— Start Data supplied —
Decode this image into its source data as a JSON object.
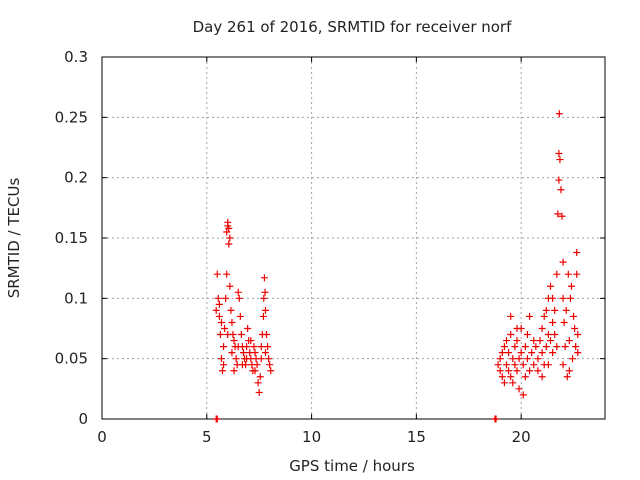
{
  "chart_data": {
    "type": "scatter",
    "title": "Day 261 of 2016, SRMTID for receiver norf",
    "xlabel": "GPS time / hours",
    "ylabel": "SRMTID / TECUs",
    "xlim": [
      0,
      24
    ],
    "ylim": [
      0,
      0.3
    ],
    "xticks": [
      0,
      5,
      10,
      15,
      20
    ],
    "xtick_labels": [
      "0",
      "5",
      "10",
      "15",
      "20"
    ],
    "yticks": [
      0,
      0.05,
      0.1,
      0.15,
      0.2,
      0.25,
      0.3
    ],
    "ytick_labels": [
      "0",
      "0.05",
      "0.1",
      "0.15",
      "0.2",
      "0.25",
      "0.3"
    ],
    "grid": true,
    "marker": "plus",
    "color": "#ee0000",
    "series": [
      {
        "name": "SRMTID",
        "points": [
          [
            5.45,
            0.0
          ],
          [
            5.5,
            0.0
          ],
          [
            18.75,
            0.0
          ],
          [
            18.8,
            0.0
          ],
          [
            5.45,
            0.09
          ],
          [
            5.5,
            0.12
          ],
          [
            5.55,
            0.1
          ],
          [
            5.6,
            0.085
          ],
          [
            5.65,
            0.07
          ],
          [
            5.7,
            0.05
          ],
          [
            5.75,
            0.04
          ],
          [
            5.8,
            0.06
          ],
          [
            5.85,
            0.075
          ],
          [
            5.9,
            0.1
          ],
          [
            5.95,
            0.12
          ],
          [
            5.95,
            0.155
          ],
          [
            6.0,
            0.16
          ],
          [
            6.0,
            0.163
          ],
          [
            6.05,
            0.158
          ],
          [
            6.05,
            0.145
          ],
          [
            6.1,
            0.15
          ],
          [
            6.1,
            0.11
          ],
          [
            6.15,
            0.09
          ],
          [
            6.2,
            0.08
          ],
          [
            6.25,
            0.07
          ],
          [
            6.3,
            0.065
          ],
          [
            6.35,
            0.06
          ],
          [
            6.4,
            0.05
          ],
          [
            6.45,
            0.045
          ],
          [
            6.5,
            0.105
          ],
          [
            6.55,
            0.1
          ],
          [
            6.6,
            0.085
          ],
          [
            6.65,
            0.07
          ],
          [
            6.7,
            0.06
          ],
          [
            6.75,
            0.055
          ],
          [
            6.8,
            0.05
          ],
          [
            6.85,
            0.045
          ],
          [
            6.9,
            0.06
          ],
          [
            6.95,
            0.075
          ],
          [
            7.0,
            0.065
          ],
          [
            7.05,
            0.055
          ],
          [
            7.1,
            0.05
          ],
          [
            7.15,
            0.045
          ],
          [
            7.2,
            0.04
          ],
          [
            7.25,
            0.06
          ],
          [
            7.3,
            0.055
          ],
          [
            7.35,
            0.05
          ],
          [
            7.4,
            0.045
          ],
          [
            7.45,
            0.03
          ],
          [
            7.5,
            0.022
          ],
          [
            7.55,
            0.035
          ],
          [
            7.6,
            0.05
          ],
          [
            7.65,
            0.07
          ],
          [
            7.7,
            0.085
          ],
          [
            7.72,
            0.1
          ],
          [
            7.75,
            0.117
          ],
          [
            7.78,
            0.105
          ],
          [
            7.8,
            0.09
          ],
          [
            7.85,
            0.07
          ],
          [
            7.9,
            0.06
          ],
          [
            7.95,
            0.05
          ],
          [
            8.0,
            0.045
          ],
          [
            8.05,
            0.04
          ],
          [
            6.2,
            0.055
          ],
          [
            6.3,
            0.04
          ],
          [
            6.5,
            0.06
          ],
          [
            6.7,
            0.045
          ],
          [
            6.9,
            0.05
          ],
          [
            7.1,
            0.065
          ],
          [
            7.3,
            0.04
          ],
          [
            7.6,
            0.06
          ],
          [
            7.8,
            0.055
          ],
          [
            5.6,
            0.095
          ],
          [
            5.7,
            0.08
          ],
          [
            5.8,
            0.045
          ],
          [
            6.0,
            0.07
          ],
          [
            18.9,
            0.045
          ],
          [
            19.0,
            0.04
          ],
          [
            19.0,
            0.05
          ],
          [
            19.1,
            0.035
          ],
          [
            19.1,
            0.055
          ],
          [
            19.2,
            0.03
          ],
          [
            19.2,
            0.06
          ],
          [
            19.3,
            0.045
          ],
          [
            19.3,
            0.065
          ],
          [
            19.4,
            0.04
          ],
          [
            19.4,
            0.055
          ],
          [
            19.5,
            0.035
          ],
          [
            19.5,
            0.07
          ],
          [
            19.6,
            0.05
          ],
          [
            19.6,
            0.03
          ],
          [
            19.7,
            0.06
          ],
          [
            19.7,
            0.045
          ],
          [
            19.8,
            0.04
          ],
          [
            19.8,
            0.065
          ],
          [
            19.9,
            0.05
          ],
          [
            19.9,
            0.025
          ],
          [
            20.0,
            0.055
          ],
          [
            20.0,
            0.075
          ],
          [
            20.1,
            0.045
          ],
          [
            20.1,
            0.02
          ],
          [
            20.2,
            0.06
          ],
          [
            20.2,
            0.035
          ],
          [
            20.3,
            0.05
          ],
          [
            20.3,
            0.07
          ],
          [
            20.4,
            0.04
          ],
          [
            20.5,
            0.055
          ],
          [
            20.6,
            0.045
          ],
          [
            20.7,
            0.06
          ],
          [
            20.8,
            0.05
          ],
          [
            20.9,
            0.065
          ],
          [
            21.0,
            0.055
          ],
          [
            21.0,
            0.075
          ],
          [
            21.1,
            0.045
          ],
          [
            21.1,
            0.085
          ],
          [
            21.2,
            0.06
          ],
          [
            21.2,
            0.09
          ],
          [
            21.3,
            0.07
          ],
          [
            21.3,
            0.1
          ],
          [
            21.4,
            0.065
          ],
          [
            21.4,
            0.11
          ],
          [
            21.5,
            0.08
          ],
          [
            21.5,
            0.055
          ],
          [
            21.6,
            0.07
          ],
          [
            21.6,
            0.09
          ],
          [
            21.7,
            0.06
          ],
          [
            21.7,
            0.12
          ],
          [
            21.75,
            0.17
          ],
          [
            21.8,
            0.198
          ],
          [
            21.8,
            0.22
          ],
          [
            21.82,
            0.253
          ],
          [
            21.85,
            0.215
          ],
          [
            21.9,
            0.19
          ],
          [
            21.95,
            0.168
          ],
          [
            22.0,
            0.13
          ],
          [
            22.0,
            0.1
          ],
          [
            22.05,
            0.08
          ],
          [
            22.1,
            0.06
          ],
          [
            22.15,
            0.09
          ],
          [
            22.2,
            0.035
          ],
          [
            22.25,
            0.12
          ],
          [
            22.3,
            0.065
          ],
          [
            22.35,
            0.1
          ],
          [
            22.4,
            0.11
          ],
          [
            22.45,
            0.05
          ],
          [
            22.5,
            0.085
          ],
          [
            22.55,
            0.075
          ],
          [
            22.6,
            0.06
          ],
          [
            22.65,
            0.138
          ],
          [
            22.65,
            0.12
          ],
          [
            22.7,
            0.07
          ],
          [
            22.7,
            0.055
          ],
          [
            19.5,
            0.085
          ],
          [
            19.8,
            0.075
          ],
          [
            20.4,
            0.085
          ],
          [
            20.6,
            0.065
          ],
          [
            20.8,
            0.04
          ],
          [
            21.0,
            0.035
          ],
          [
            21.3,
            0.045
          ],
          [
            21.5,
            0.1
          ],
          [
            22.0,
            0.045
          ],
          [
            22.3,
            0.04
          ]
        ]
      }
    ]
  }
}
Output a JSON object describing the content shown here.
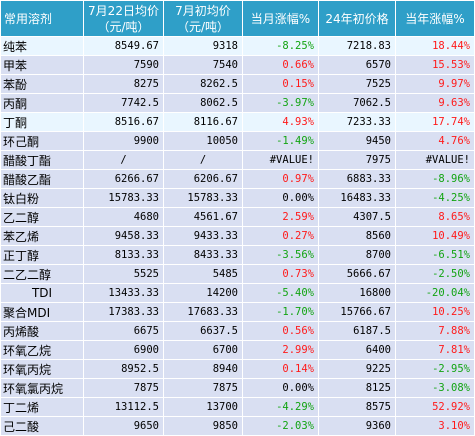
{
  "headers": {
    "name": "常用溶剂",
    "avg_line1": "7月22日均价",
    "avg_line2": "（元/吨）",
    "early_line1": "7月初均价",
    "early_line2": "（元/吨）",
    "month_change": "当月涨幅%",
    "year_start": "24年初价格",
    "year_change": "当年涨幅%"
  },
  "rows": [
    {
      "name": "纯苯",
      "avg": "8549.67",
      "early": "9318",
      "month": "-8.25%",
      "month_dir": "neg",
      "ystart": "7218.83",
      "year": "18.44%",
      "year_dir": "pos",
      "highlight": true
    },
    {
      "name": "甲苯",
      "avg": "7590",
      "early": "7540",
      "month": "0.66%",
      "month_dir": "pos",
      "ystart": "6570",
      "year": "15.53%",
      "year_dir": "pos",
      "highlight": false
    },
    {
      "name": "苯酚",
      "avg": "8275",
      "early": "8262.5",
      "month": "0.15%",
      "month_dir": "pos",
      "ystart": "7525",
      "year": "9.97%",
      "year_dir": "pos",
      "highlight": false
    },
    {
      "name": "丙酮",
      "avg": "7742.5",
      "early": "8062.5",
      "month": "-3.97%",
      "month_dir": "neg",
      "ystart": "7062.5",
      "year": "9.63%",
      "year_dir": "pos",
      "highlight": false
    },
    {
      "name": "丁酮",
      "avg": "8516.67",
      "early": "8116.67",
      "month": "4.93%",
      "month_dir": "pos",
      "ystart": "7233.33",
      "year": "17.74%",
      "year_dir": "pos",
      "highlight": true
    },
    {
      "name": "环己酮",
      "avg": "9900",
      "early": "10050",
      "month": "-1.49%",
      "month_dir": "neg",
      "ystart": "9450",
      "year": "4.76%",
      "year_dir": "pos",
      "highlight": false
    },
    {
      "name": "醋酸丁酯",
      "avg": "/",
      "early": "/",
      "month": "#VALUE!",
      "month_dir": "neu",
      "ystart": "7975",
      "year": "#VALUE!",
      "year_dir": "neu",
      "highlight": false,
      "center": true
    },
    {
      "name": "醋酸乙酯",
      "avg": "6266.67",
      "early": "6206.67",
      "month": "0.97%",
      "month_dir": "pos",
      "ystart": "6883.33",
      "year": "-8.96%",
      "year_dir": "neg",
      "highlight": false
    },
    {
      "name": "钛白粉",
      "avg": "15783.33",
      "early": "15783.33",
      "month": "0.00%",
      "month_dir": "neu",
      "ystart": "16483.33",
      "year": "-4.25%",
      "year_dir": "neg",
      "highlight": false
    },
    {
      "name": "乙二醇",
      "avg": "4680",
      "early": "4561.67",
      "month": "2.59%",
      "month_dir": "pos",
      "ystart": "4307.5",
      "year": "8.65%",
      "year_dir": "pos",
      "highlight": false
    },
    {
      "name": "苯乙烯",
      "avg": "9458.33",
      "early": "9433.33",
      "month": "0.27%",
      "month_dir": "pos",
      "ystart": "8560",
      "year": "10.49%",
      "year_dir": "pos",
      "highlight": false
    },
    {
      "name": "正丁醇",
      "avg": "8133.33",
      "early": "8433.33",
      "month": "-3.56%",
      "month_dir": "neg",
      "ystart": "8700",
      "year": "-6.51%",
      "year_dir": "neg",
      "highlight": false
    },
    {
      "name": "二乙二醇",
      "avg": "5525",
      "early": "5485",
      "month": "0.73%",
      "month_dir": "pos",
      "ystart": "5666.67",
      "year": "-2.50%",
      "year_dir": "neg",
      "highlight": false
    },
    {
      "name": "TDI",
      "avg": "13433.33",
      "early": "14200",
      "month": "-5.40%",
      "month_dir": "neg",
      "ystart": "16800",
      "year": "-20.04%",
      "year_dir": "neg",
      "highlight": false,
      "name_center": true
    },
    {
      "name": "聚合MDI",
      "avg": "17383.33",
      "early": "17683.33",
      "month": "-1.70%",
      "month_dir": "neg",
      "ystart": "15766.67",
      "year": "10.25%",
      "year_dir": "pos",
      "highlight": false
    },
    {
      "name": "丙烯酸",
      "avg": "6675",
      "early": "6637.5",
      "month": "0.56%",
      "month_dir": "pos",
      "ystart": "6187.5",
      "year": "7.88%",
      "year_dir": "pos",
      "highlight": false
    },
    {
      "name": "环氧乙烷",
      "avg": "6900",
      "early": "6700",
      "month": "2.99%",
      "month_dir": "pos",
      "ystart": "6400",
      "year": "7.81%",
      "year_dir": "pos",
      "highlight": false
    },
    {
      "name": "环氧丙烷",
      "avg": "8952.5",
      "early": "8940",
      "month": "0.14%",
      "month_dir": "pos",
      "ystart": "9225",
      "year": "-2.95%",
      "year_dir": "neg",
      "highlight": false
    },
    {
      "name": "环氧氯丙烷",
      "avg": "7875",
      "early": "7875",
      "month": "0.00%",
      "month_dir": "neu",
      "ystart": "8125",
      "year": "-3.08%",
      "year_dir": "neg",
      "highlight": false
    },
    {
      "name": "丁二烯",
      "avg": "13112.5",
      "early": "13700",
      "month": "-4.29%",
      "month_dir": "neg",
      "ystart": "8575",
      "year": "52.92%",
      "year_dir": "pos",
      "highlight": false
    },
    {
      "name": "己二酸",
      "avg": "9650",
      "early": "9850",
      "month": "-2.03%",
      "month_dir": "neg",
      "ystart": "9360",
      "year": "3.10%",
      "year_dir": "pos",
      "highlight": false
    }
  ],
  "colors": {
    "header_bg": "#2f9fc8",
    "row_bg": "#d9dff2",
    "highlight_bg": "#e9f6ff",
    "positive": "#ff1a1a",
    "negative": "#12a412"
  }
}
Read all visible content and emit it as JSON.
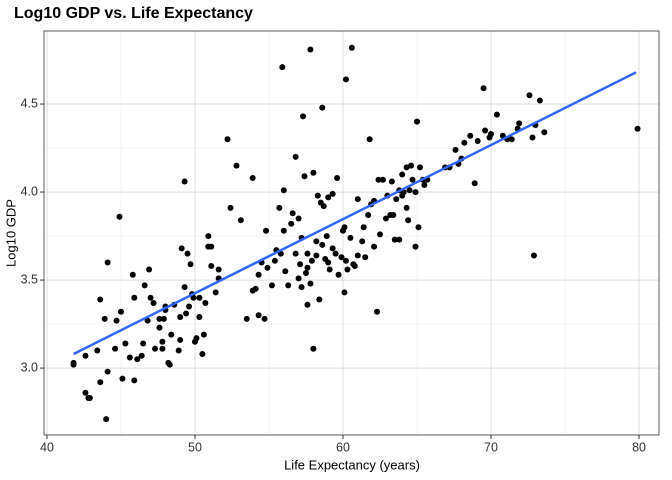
— End Data supplied —
Using the material above, copy every line in which the string "content" occurs.

Output a JSON object describing the content shown here.
Read all visible content and emit it as JSON.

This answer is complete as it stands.